Stored data entries
=-=-=

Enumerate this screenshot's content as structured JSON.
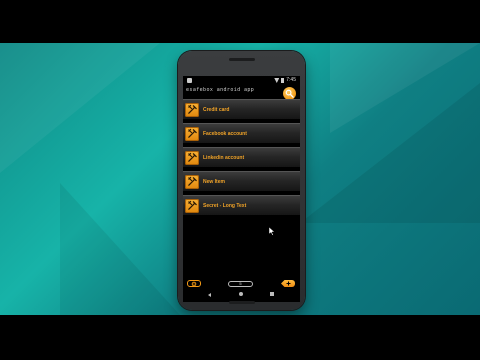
{
  "app": {
    "title": "esafebox android app",
    "status_time": "7:45"
  },
  "toolbar": {
    "search_icon": "search-icon"
  },
  "items": [
    {
      "label": "Credit card",
      "icon": "tools-icon"
    },
    {
      "label": "Facebook account",
      "icon": "tools-icon"
    },
    {
      "label": "Linkedin account",
      "icon": "tools-icon"
    },
    {
      "label": "New Item",
      "icon": "tools-icon"
    },
    {
      "label": "Secret - Long Text",
      "icon": "tools-icon"
    }
  ],
  "footer": {
    "text": "",
    "page_indicator": "5"
  },
  "colors": {
    "accent": "#f39a16",
    "item_text": "#f2a428",
    "background_teal": "#17b3a8"
  }
}
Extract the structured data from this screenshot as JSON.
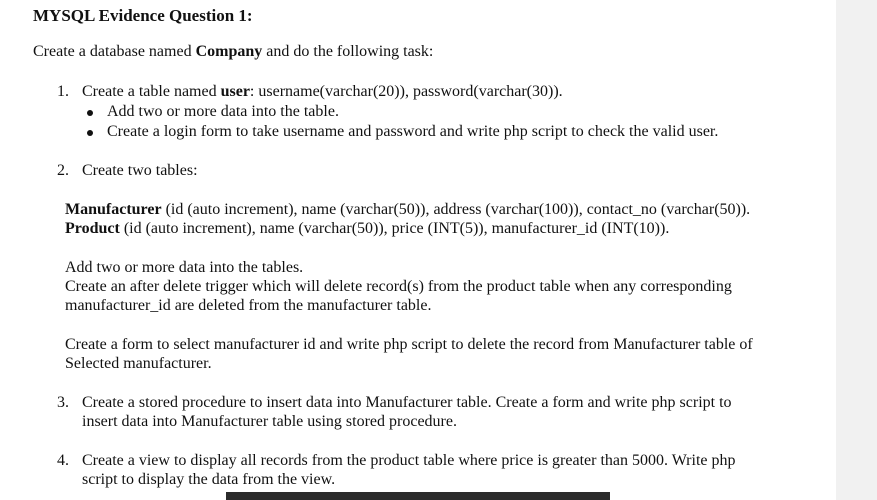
{
  "heading": "MYSQL Evidence Question 1:",
  "intro": {
    "prefix": "Create a database named ",
    "db_name": "Company",
    "suffix": " and do the following task:"
  },
  "items": [
    {
      "number": "1.",
      "line_prefix": "Create a table named ",
      "line_bold": "user",
      "line_suffix": ": username(varchar(20)), password(varchar(30)).",
      "bullets": [
        "Add two or more data into the table.",
        "Create a login form to take username and password and write php script to check the valid user."
      ]
    },
    {
      "number": "2.",
      "line": "Create two tables:",
      "manufacturer_label": "Manufacturer",
      "manufacturer_rest": " (id (auto increment), name (varchar(50)), address (varchar(100)), contact_no (varchar(50)).",
      "product_label": "Product",
      "product_rest": " (id (auto increment), name (varchar(50)), price (INT(5)), manufacturer_id (INT(10)).",
      "para1_line1": "Add two or more data into the tables.",
      "para1_line2": "Create an after delete trigger which will delete record(s) from the product table when any corresponding",
      "para1_line3": "manufacturer_id are deleted from the manufacturer table.",
      "para2_line1": "Create a form to select manufacturer id and write php script to delete the record from Manufacturer table of",
      "para2_line2": "Selected manufacturer."
    },
    {
      "number": "3.",
      "line1": "Create a stored procedure to insert data into Manufacturer table. Create a form and write php script to",
      "line2": "insert data into Manufacturer table using stored procedure."
    },
    {
      "number": "4.",
      "line1": "Create a view to display all records from the product table where price is greater than 5000. Write php",
      "line2": "script to display the data from the view."
    }
  ]
}
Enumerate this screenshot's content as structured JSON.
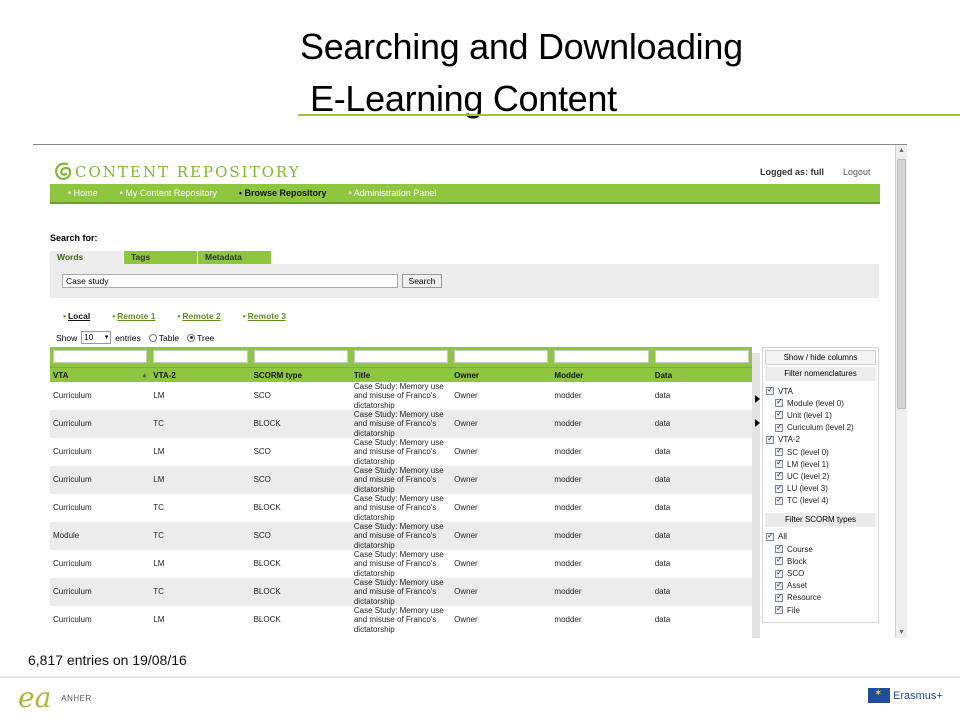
{
  "slide": {
    "title_line1": "Searching and Downloading",
    "title_line2": " E-Learning Content",
    "entries_note": "6,817 entries on 19/08/16",
    "footer_logo_left": "ANHER",
    "footer_logo_right": "Erasmus+"
  },
  "app": {
    "brand": "CONTENT REPOSITORY",
    "logged_as": "Logged as: full",
    "logout": "Logout",
    "menu": [
      {
        "label": "• Home",
        "active": false
      },
      {
        "label": "• My Content Repository",
        "active": false
      },
      {
        "label": "• Browse Repository",
        "active": true
      },
      {
        "label": "• Administration Panel",
        "active": false
      }
    ],
    "search_for_label": "Search for:",
    "tabs": [
      "Words",
      "Tags",
      "Metadata"
    ],
    "search_value": "Case study",
    "search_button": "Search",
    "repos": [
      "Local",
      "Remote 1",
      "Remote 2",
      "Remote 3"
    ],
    "show_label": "Show",
    "show_value": "10",
    "entries_label": "entries",
    "view_table": "Table",
    "view_tree": "Tree",
    "columns": [
      "VTA",
      "VTA-2",
      "SCORM type",
      "Title",
      "Owner",
      "Modder",
      "Data"
    ],
    "rows": [
      [
        "Curriculum",
        "LM",
        "SCO",
        "Case Study: Memory use and misuse of Franco's dictatorship",
        "Owner",
        "modder",
        "data"
      ],
      [
        "Curriculum",
        "TC",
        "BLOCK",
        "Case Study: Memory use and misuse of Franco's dictatorship",
        "Owner",
        "modder",
        "data"
      ],
      [
        "Curriculum",
        "LM",
        "SCO",
        "Case Study: Memory use and misuse of Franco's dictatorship",
        "Owner",
        "modder",
        "data"
      ],
      [
        "Curriculum",
        "LM",
        "SCO",
        "Case Study: Memory use and misuse of Franco's dictatorship",
        "Owner",
        "modder",
        "data"
      ],
      [
        "Curriculum",
        "TC",
        "BLOCK",
        "Case Study: Memory use and misuse of Franco's dictatorship",
        "Owner",
        "modder",
        "data"
      ],
      [
        "Module",
        "TC",
        "SCO",
        "Case Study: Memory use and misuse of Franco's dictatorship",
        "Owner",
        "modder",
        "data"
      ],
      [
        "Curriculum",
        "LM",
        "BLOCK",
        "Case Study: Memory use and misuse of Franco's dictatorship",
        "Owner",
        "modder",
        "data"
      ],
      [
        "Curriculum",
        "TC",
        "BLOCK",
        "Case Study: Memory use and misuse of Franco's dictatorship",
        "Owner",
        "modder",
        "data"
      ],
      [
        "Curriculum",
        "LM",
        "BLOCK",
        "Case Study: Memory use and misuse of Franco's dictatorship",
        "Owner",
        "modder",
        "data"
      ]
    ],
    "side": {
      "show_hide": "Show / hide columns",
      "filter_nom": "Filter nomenclatures",
      "nomenclatures": [
        {
          "label": "VTA",
          "level": 0
        },
        {
          "label": "Module (level 0)",
          "level": 1
        },
        {
          "label": "Unit (level 1)",
          "level": 1
        },
        {
          "label": "Curiculum (level 2)",
          "level": 1
        },
        {
          "label": "VTA-2",
          "level": 0
        },
        {
          "label": "SC (level 0)",
          "level": 1
        },
        {
          "label": "LM (level 1)",
          "level": 1
        },
        {
          "label": "UC (level 2)",
          "level": 1
        },
        {
          "label": "LU (level 3)",
          "level": 1
        },
        {
          "label": "TC (level 4)",
          "level": 1
        }
      ],
      "filter_scorm": "Filter SCORM types",
      "scorm": [
        {
          "label": "All",
          "level": 0
        },
        {
          "label": "Course",
          "level": 1
        },
        {
          "label": "Block",
          "level": 1
        },
        {
          "label": "SCO",
          "level": 1
        },
        {
          "label": "Asset",
          "level": 1
        },
        {
          "label": "Resource",
          "level": 1
        },
        {
          "label": "File",
          "level": 1
        }
      ]
    }
  }
}
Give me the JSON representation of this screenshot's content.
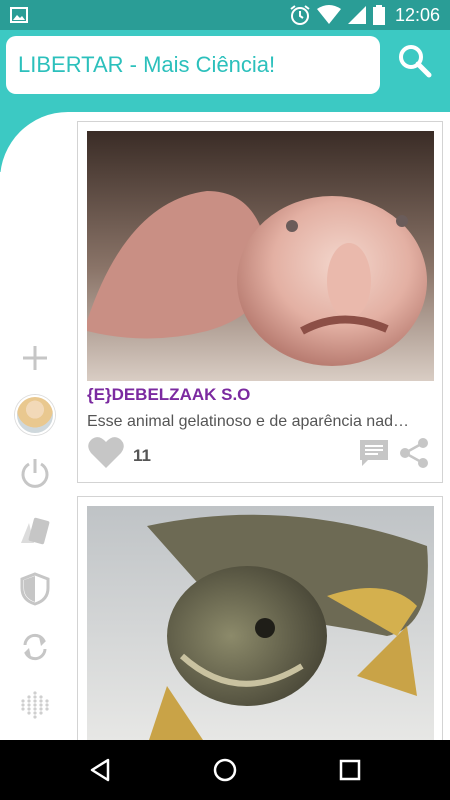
{
  "status_bar": {
    "time": "12:06",
    "icons": [
      "gallery-icon",
      "alarm-icon",
      "wifi-icon",
      "signal-icon",
      "battery-icon"
    ]
  },
  "header": {
    "search_text": "LIBERTAR - Mais Ciência!",
    "search_icon": "search-icon",
    "accent_color": "#3cc9c3"
  },
  "sidebar": {
    "items": [
      "add-icon",
      "avatar",
      "power-icon",
      "cards-icon",
      "shield-icon",
      "refresh-icon",
      "dots-icon"
    ]
  },
  "posts": [
    {
      "author": "{E}DEBELZAAK S.O",
      "description": "Esse animal gelatinoso e de aparência nad…",
      "likes": "11",
      "image": "blobfish-photo"
    },
    {
      "author": "",
      "description": "",
      "likes": "",
      "image": "fish-photo"
    }
  ],
  "nav_bar": {
    "buttons": [
      "back-icon",
      "home-icon",
      "recents-icon"
    ]
  }
}
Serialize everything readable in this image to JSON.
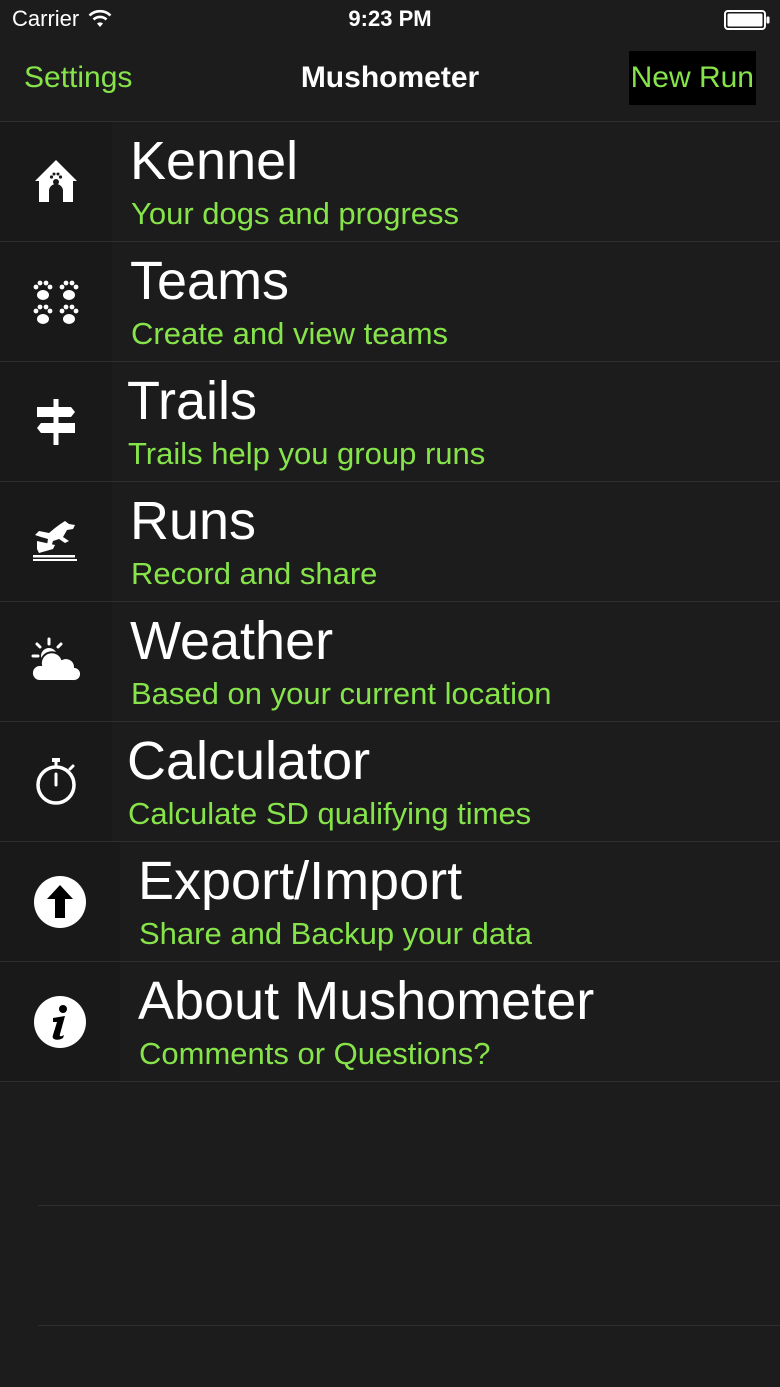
{
  "status_bar": {
    "carrier": "Carrier",
    "time": "9:23 PM",
    "wifi_icon": "wifi-icon",
    "battery_icon": "battery-icon"
  },
  "nav": {
    "left_button": "Settings",
    "title": "Mushometer",
    "right_button": "New Run"
  },
  "colors": {
    "accent": "#86e44a",
    "background": "#1c1c1c",
    "icon_cell": "#191919",
    "separator": "#2e2e2e"
  },
  "menu": {
    "items": [
      {
        "icon": "doghouse-icon",
        "title": "Kennel",
        "subtitle": "Your dogs and progress"
      },
      {
        "icon": "paw-prints-icon",
        "title": "Teams",
        "subtitle": "Create and view teams"
      },
      {
        "icon": "signpost-icon",
        "title": "Trails",
        "subtitle": "Trails help you group runs"
      },
      {
        "icon": "dog-sled-icon",
        "title": "Runs",
        "subtitle": "Record and share"
      },
      {
        "icon": "weather-icon",
        "title": "Weather",
        "subtitle": "Based on your current location"
      },
      {
        "icon": "stopwatch-icon",
        "title": "Calculator",
        "subtitle": "Calculate SD qualifying times"
      },
      {
        "icon": "upload-arrow-icon",
        "title": "Export/Import",
        "subtitle": "Share and Backup your data"
      },
      {
        "icon": "info-icon",
        "title": "About Mushometer",
        "subtitle": "Comments or Questions?"
      }
    ]
  }
}
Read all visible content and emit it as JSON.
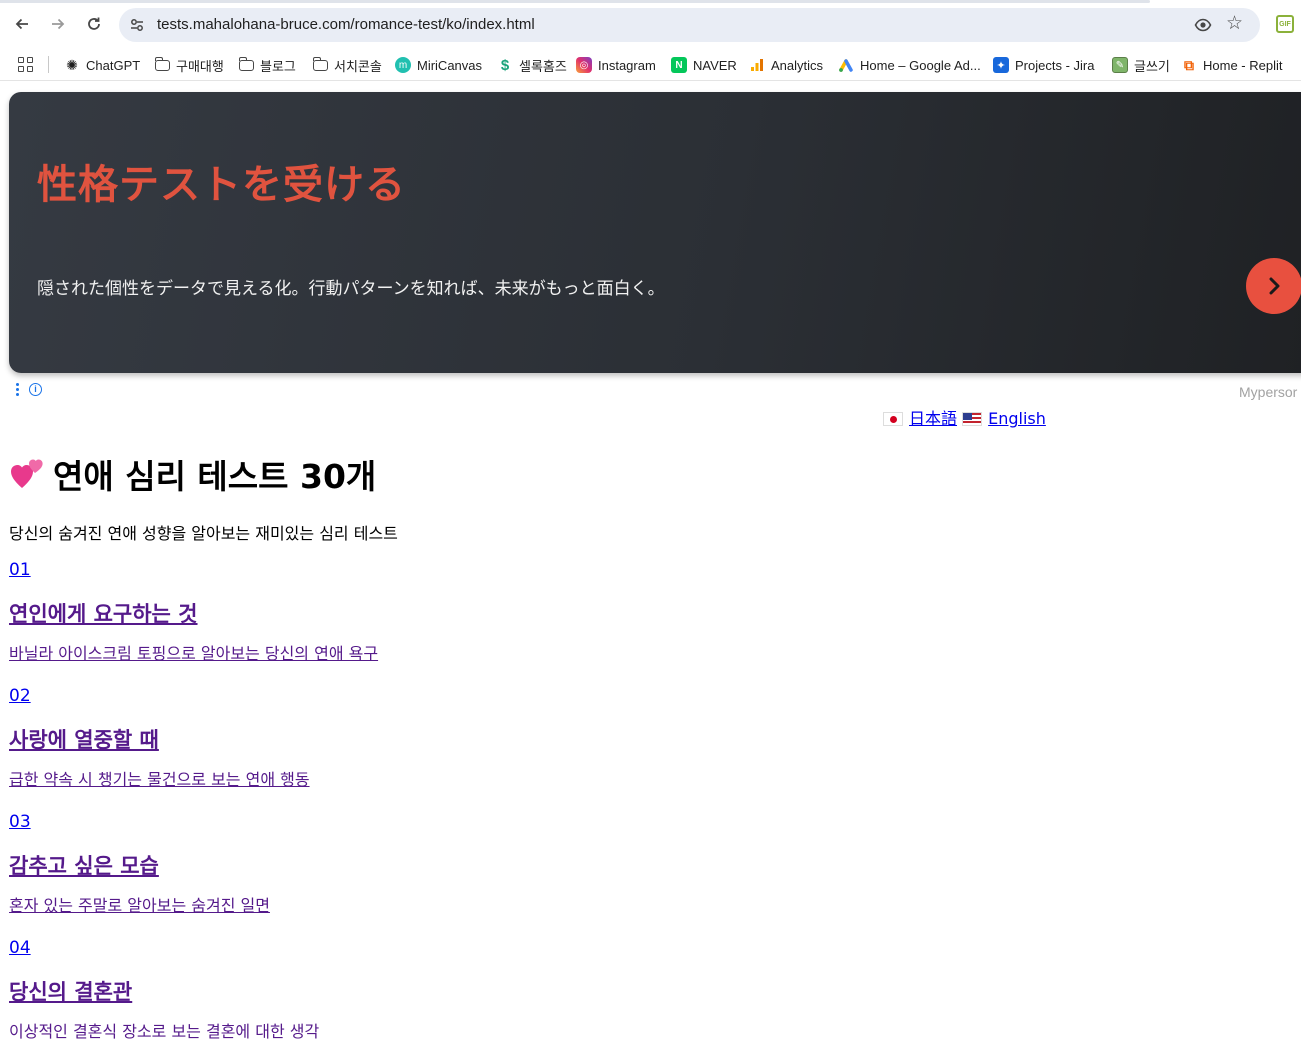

=-=-=

_WHAT IS BEING ASKED_
Identify each line of the material where the word "named" shows up, and copy it.

_ANSWER TO THIS PROBLEM_
    "prefix": "Create a database named ",
      "line_prefix": "Create a table named ",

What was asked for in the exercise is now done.